> [Your objective] Please list all lines of the material below in which the string "title" occurs.

╭──

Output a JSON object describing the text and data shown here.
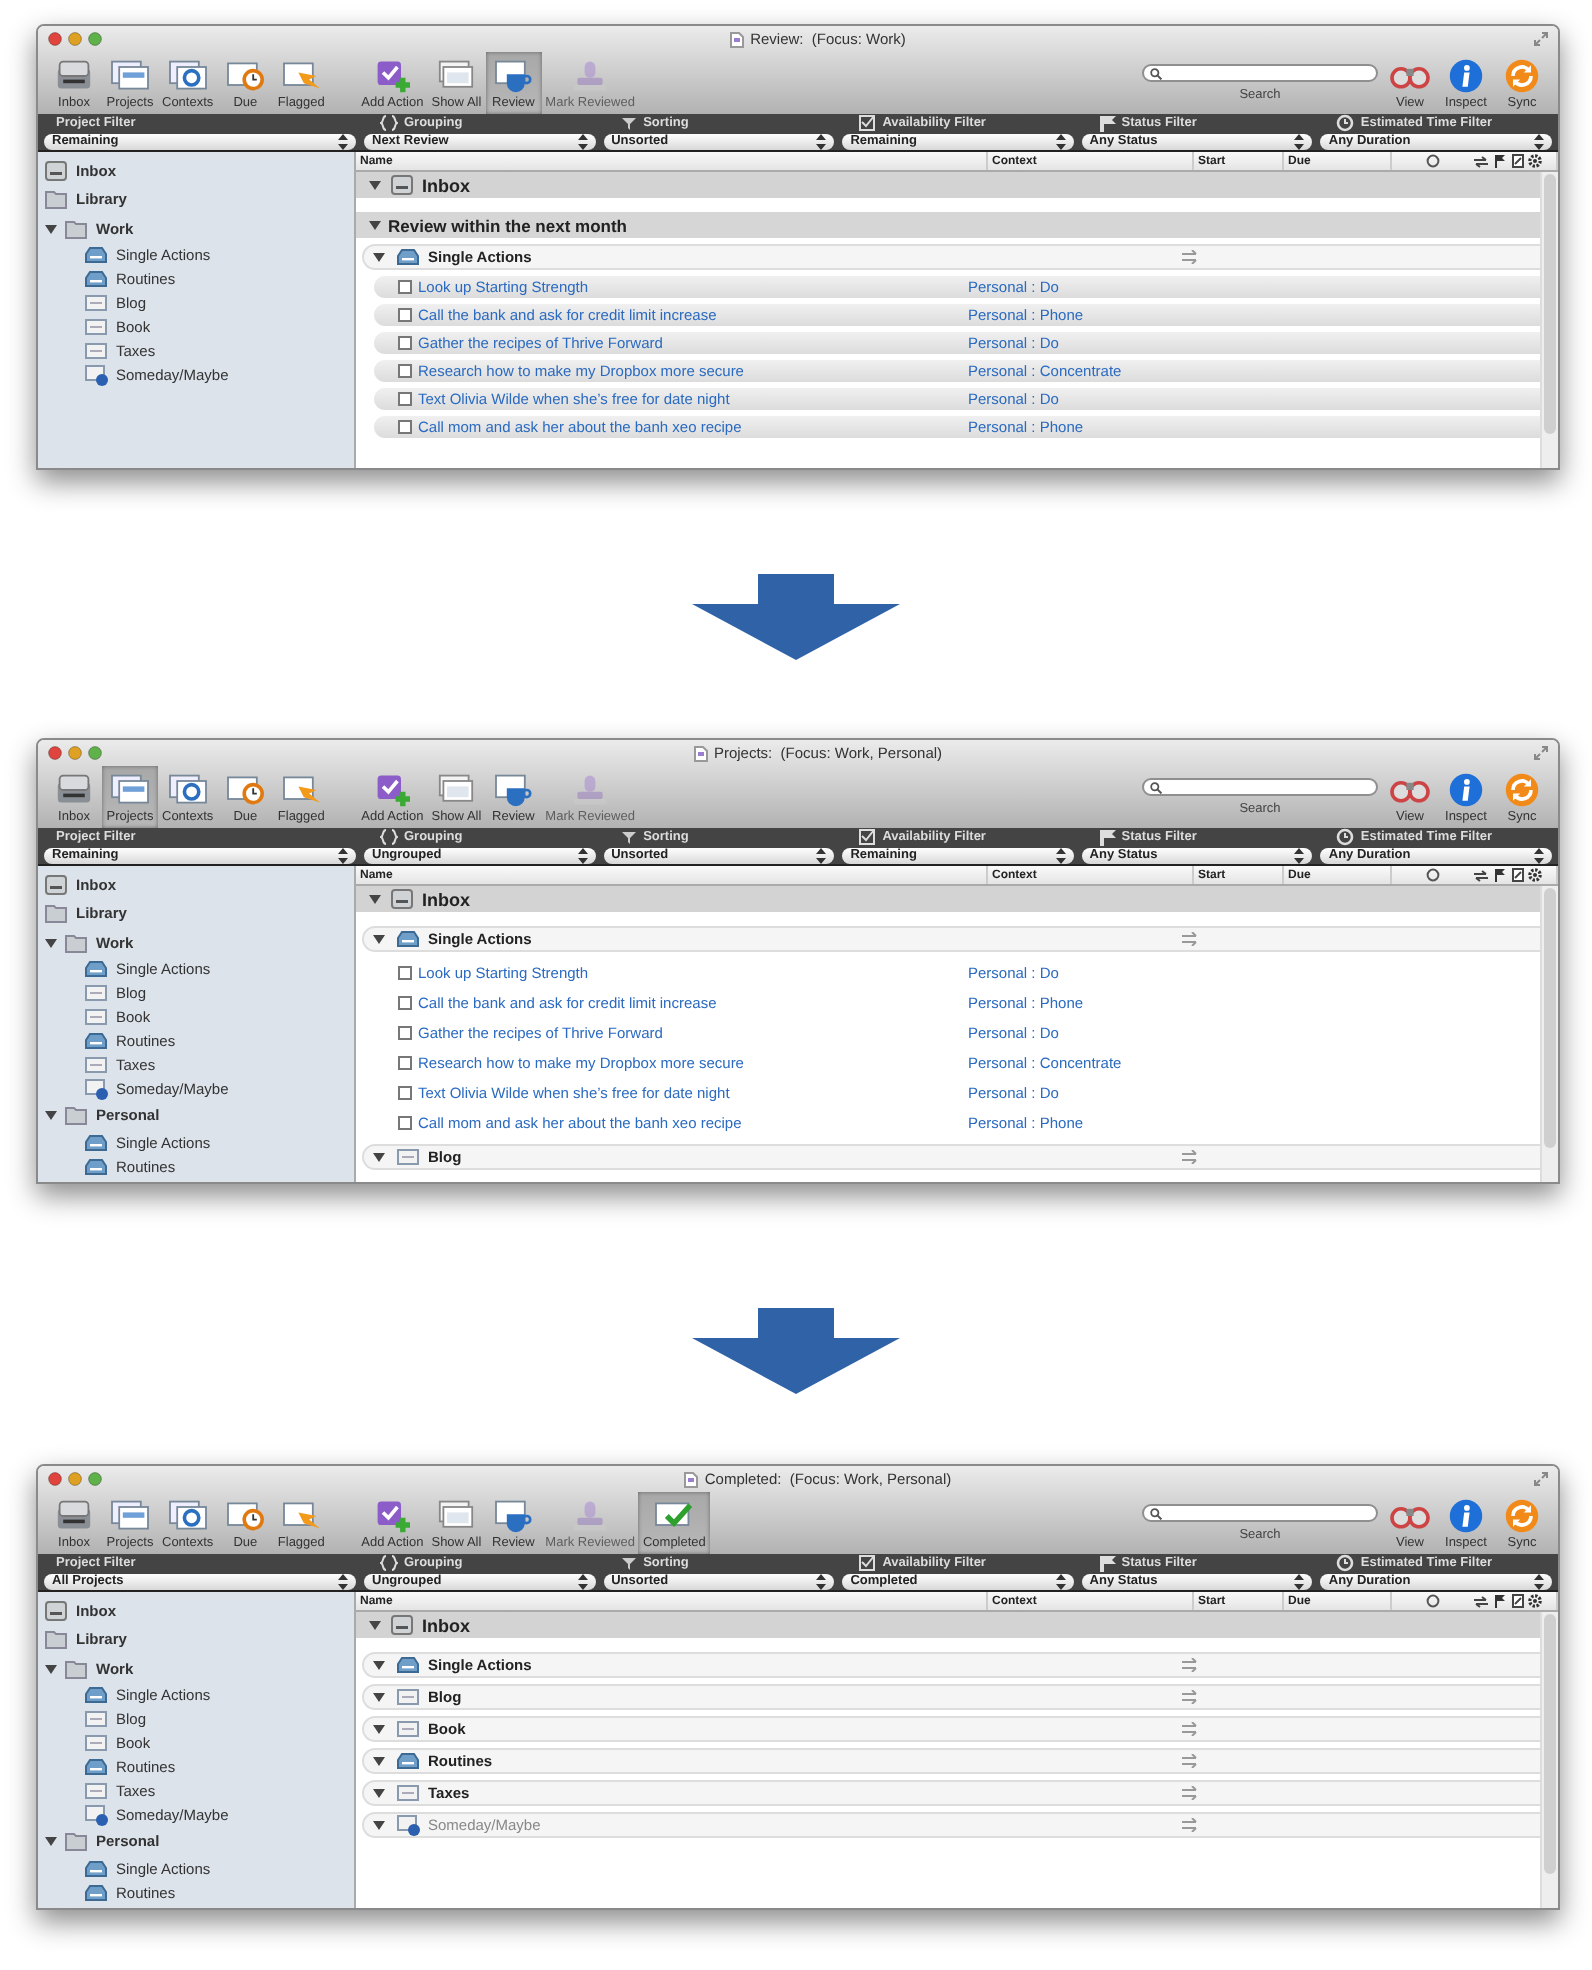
{
  "windows": [
    {
      "title": "Review:  (Focus: Work)",
      "views": [
        {
          "label": "Inbox",
          "kind": "inbox",
          "selected": false
        },
        {
          "label": "Projects",
          "kind": "projects",
          "selected": false
        },
        {
          "label": "Contexts",
          "kind": "contexts",
          "selected": false
        },
        {
          "label": "Due",
          "kind": "due",
          "selected": false
        },
        {
          "label": "Flagged",
          "kind": "flagged",
          "selected": false
        }
      ],
      "actions": [
        {
          "label": "Add Action",
          "kind": "add",
          "selected": false,
          "disabled": false
        },
        {
          "label": "Show All",
          "kind": "showall",
          "selected": false,
          "disabled": false
        },
        {
          "label": "Review",
          "kind": "review",
          "selected": true,
          "disabled": false
        },
        {
          "label": "Mark Reviewed",
          "kind": "mark",
          "selected": false,
          "disabled": true
        }
      ],
      "search_label": "Search",
      "right_tools": [
        {
          "label": "View",
          "kind": "view"
        },
        {
          "label": "Inspect",
          "kind": "inspect"
        },
        {
          "label": "Sync",
          "kind": "sync"
        }
      ],
      "filters": [
        {
          "label": "Project Filter",
          "kind": "plain",
          "value": "Remaining"
        },
        {
          "label": "Grouping",
          "kind": "grouping",
          "value": "Next Review"
        },
        {
          "label": "Sorting",
          "kind": "sorting",
          "value": "Unsorted"
        },
        {
          "label": "Availability Filter",
          "kind": "availability",
          "value": "Remaining"
        },
        {
          "label": "Status Filter",
          "kind": "status",
          "value": "Any Status"
        },
        {
          "label": "Estimated Time Filter",
          "kind": "time",
          "value": "Any Duration"
        }
      ],
      "sidebar": [
        {
          "label": "Inbox",
          "kind": "inbox"
        },
        {
          "label": "Library",
          "kind": "library"
        },
        {
          "label": "Work",
          "kind": "folder",
          "expanded": true,
          "children": [
            {
              "label": "Single Actions",
              "kind": "single"
            },
            {
              "label": "Routines",
              "kind": "single"
            },
            {
              "label": "Blog",
              "kind": "project"
            },
            {
              "label": "Book",
              "kind": "project"
            },
            {
              "label": "Taxes",
              "kind": "project"
            },
            {
              "label": "Someday/Maybe",
              "kind": "someday"
            }
          ]
        }
      ],
      "columns": [
        "Name",
        "Context",
        "Start",
        "Due"
      ],
      "rows": [
        {
          "kind": "inbox",
          "label": "Inbox",
          "expanded": true
        },
        {
          "kind": "section",
          "label": "Review within the next month",
          "expanded": true
        },
        {
          "kind": "single",
          "label": "Single Actions",
          "expanded": true,
          "dimmed": false
        },
        {
          "kind": "action",
          "label": "Look up Starting Strength",
          "context": "Personal : Do",
          "checked": false,
          "shaded": true
        },
        {
          "kind": "action",
          "label": "Call the bank and ask for credit limit increase",
          "context": "Personal : Phone",
          "checked": false,
          "shaded": true
        },
        {
          "kind": "action",
          "label": "Gather the recipes of Thrive Forward",
          "context": "Personal : Do",
          "checked": false,
          "shaded": true
        },
        {
          "kind": "action",
          "label": "Research how to make my Dropbox more secure",
          "context": "Personal : Concentrate",
          "checked": false,
          "shaded": true
        },
        {
          "kind": "action",
          "label": "Text Olivia Wilde when she’s free for date night",
          "context": "Personal : Do",
          "checked": false,
          "shaded": true
        },
        {
          "kind": "action",
          "label": "Call mom and ask her about the banh xeo recipe",
          "context": "Personal : Phone",
          "checked": false,
          "shaded": true
        }
      ]
    },
    {
      "title": "Projects:  (Focus: Work, Personal)",
      "views": [
        {
          "label": "Inbox",
          "kind": "inbox",
          "selected": false
        },
        {
          "label": "Projects",
          "kind": "projects",
          "selected": true
        },
        {
          "label": "Contexts",
          "kind": "contexts",
          "selected": false
        },
        {
          "label": "Due",
          "kind": "due",
          "selected": false
        },
        {
          "label": "Flagged",
          "kind": "flagged",
          "selected": false
        }
      ],
      "actions": [
        {
          "label": "Add Action",
          "kind": "add",
          "selected": false,
          "disabled": false
        },
        {
          "label": "Show All",
          "kind": "showall",
          "selected": false,
          "disabled": false
        },
        {
          "label": "Review",
          "kind": "review",
          "selected": false,
          "disabled": false
        },
        {
          "label": "Mark Reviewed",
          "kind": "mark",
          "selected": false,
          "disabled": true
        }
      ],
      "search_label": "Search",
      "right_tools": [
        {
          "label": "View",
          "kind": "view"
        },
        {
          "label": "Inspect",
          "kind": "inspect"
        },
        {
          "label": "Sync",
          "kind": "sync"
        }
      ],
      "filters": [
        {
          "label": "Project Filter",
          "kind": "plain",
          "value": "Remaining"
        },
        {
          "label": "Grouping",
          "kind": "grouping",
          "value": "Ungrouped"
        },
        {
          "label": "Sorting",
          "kind": "sorting",
          "value": "Unsorted"
        },
        {
          "label": "Availability Filter",
          "kind": "availability",
          "value": "Remaining"
        },
        {
          "label": "Status Filter",
          "kind": "status",
          "value": "Any Status"
        },
        {
          "label": "Estimated Time Filter",
          "kind": "time",
          "value": "Any Duration"
        }
      ],
      "sidebar": [
        {
          "label": "Inbox",
          "kind": "inbox"
        },
        {
          "label": "Library",
          "kind": "library"
        },
        {
          "label": "Work",
          "kind": "folder",
          "expanded": true,
          "children": [
            {
              "label": "Single Actions",
              "kind": "single"
            },
            {
              "label": "Blog",
              "kind": "project"
            },
            {
              "label": "Book",
              "kind": "project"
            },
            {
              "label": "Routines",
              "kind": "single"
            },
            {
              "label": "Taxes",
              "kind": "project"
            },
            {
              "label": "Someday/Maybe",
              "kind": "someday"
            }
          ]
        },
        {
          "label": "Personal",
          "kind": "folder",
          "expanded": true,
          "children": [
            {
              "label": "Single Actions",
              "kind": "single"
            },
            {
              "label": "Routines",
              "kind": "single"
            }
          ]
        }
      ],
      "columns": [
        "Name",
        "Context",
        "Start",
        "Due"
      ],
      "rows": [
        {
          "kind": "inbox",
          "label": "Inbox",
          "expanded": true
        },
        {
          "kind": "single",
          "label": "Single Actions",
          "expanded": true,
          "dimmed": false
        },
        {
          "kind": "action",
          "label": "Look up Starting Strength",
          "context": "Personal : Do",
          "checked": false,
          "shaded": false
        },
        {
          "kind": "action",
          "label": "Call the bank and ask for credit limit increase",
          "context": "Personal : Phone",
          "checked": false,
          "shaded": false
        },
        {
          "kind": "action",
          "label": "Gather the recipes of Thrive Forward",
          "context": "Personal : Do",
          "checked": false,
          "shaded": false
        },
        {
          "kind": "action",
          "label": "Research how to make my Dropbox more secure",
          "context": "Personal : Concentrate",
          "checked": false,
          "shaded": false
        },
        {
          "kind": "action",
          "label": "Text Olivia Wilde when she’s free for date night",
          "context": "Personal : Do",
          "checked": false,
          "shaded": false
        },
        {
          "kind": "action",
          "label": "Call mom and ask her about the banh xeo recipe",
          "context": "Personal : Phone",
          "checked": false,
          "shaded": false
        },
        {
          "kind": "list",
          "label": "Blog",
          "expanded": true,
          "dimmed": false
        }
      ]
    },
    {
      "title": "Completed:  (Focus: Work, Personal)",
      "views": [
        {
          "label": "Inbox",
          "kind": "inbox",
          "selected": false
        },
        {
          "label": "Projects",
          "kind": "projects",
          "selected": false
        },
        {
          "label": "Contexts",
          "kind": "contexts",
          "selected": false
        },
        {
          "label": "Due",
          "kind": "due",
          "selected": false
        },
        {
          "label": "Flagged",
          "kind": "flagged",
          "selected": false
        }
      ],
      "actions": [
        {
          "label": "Add Action",
          "kind": "add",
          "selected": false,
          "disabled": false
        },
        {
          "label": "Show All",
          "kind": "showall",
          "selected": false,
          "disabled": false
        },
        {
          "label": "Review",
          "kind": "review",
          "selected": false,
          "disabled": false
        },
        {
          "label": "Mark Reviewed",
          "kind": "mark",
          "selected": false,
          "disabled": true
        },
        {
          "label": "Completed",
          "kind": "completed",
          "selected": true,
          "disabled": false
        }
      ],
      "search_label": "Search",
      "right_tools": [
        {
          "label": "View",
          "kind": "view"
        },
        {
          "label": "Inspect",
          "kind": "inspect"
        },
        {
          "label": "Sync",
          "kind": "sync"
        }
      ],
      "filters": [
        {
          "label": "Project Filter",
          "kind": "plain",
          "value": "All Projects"
        },
        {
          "label": "Grouping",
          "kind": "grouping",
          "value": "Ungrouped"
        },
        {
          "label": "Sorting",
          "kind": "sorting",
          "value": "Unsorted"
        },
        {
          "label": "Availability Filter",
          "kind": "availability",
          "value": "Completed"
        },
        {
          "label": "Status Filter",
          "kind": "status",
          "value": "Any Status"
        },
        {
          "label": "Estimated Time Filter",
          "kind": "time",
          "value": "Any Duration"
        }
      ],
      "sidebar": [
        {
          "label": "Inbox",
          "kind": "inbox"
        },
        {
          "label": "Library",
          "kind": "library"
        },
        {
          "label": "Work",
          "kind": "folder",
          "expanded": true,
          "children": [
            {
              "label": "Single Actions",
              "kind": "single"
            },
            {
              "label": "Blog",
              "kind": "project"
            },
            {
              "label": "Book",
              "kind": "project"
            },
            {
              "label": "Routines",
              "kind": "single"
            },
            {
              "label": "Taxes",
              "kind": "project"
            },
            {
              "label": "Someday/Maybe",
              "kind": "someday"
            }
          ]
        },
        {
          "label": "Personal",
          "kind": "folder",
          "expanded": true,
          "children": [
            {
              "label": "Single Actions",
              "kind": "single"
            },
            {
              "label": "Routines",
              "kind": "single"
            }
          ]
        }
      ],
      "columns": [
        "Name",
        "Context",
        "Start",
        "Due"
      ],
      "rows": [
        {
          "kind": "inbox",
          "label": "Inbox",
          "expanded": true
        },
        {
          "kind": "single",
          "label": "Single Actions",
          "expanded": true,
          "dimmed": false
        },
        {
          "kind": "list",
          "label": "Blog",
          "expanded": true,
          "dimmed": false
        },
        {
          "kind": "list",
          "label": "Book",
          "expanded": true,
          "dimmed": false
        },
        {
          "kind": "single",
          "label": "Routines",
          "expanded": true,
          "dimmed": false
        },
        {
          "kind": "list",
          "label": "Taxes",
          "expanded": true,
          "dimmed": false
        },
        {
          "kind": "someday",
          "label": "Someday/Maybe",
          "expanded": true,
          "dimmed": true
        }
      ]
    }
  ]
}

╰──

> [Solution for this exercise]
      "title": "Review:  (Focus: Work)",
      "title": "Projects:  (Focus: Work, Personal)",
      "title": "Completed:  (Focus: Work, Personal)",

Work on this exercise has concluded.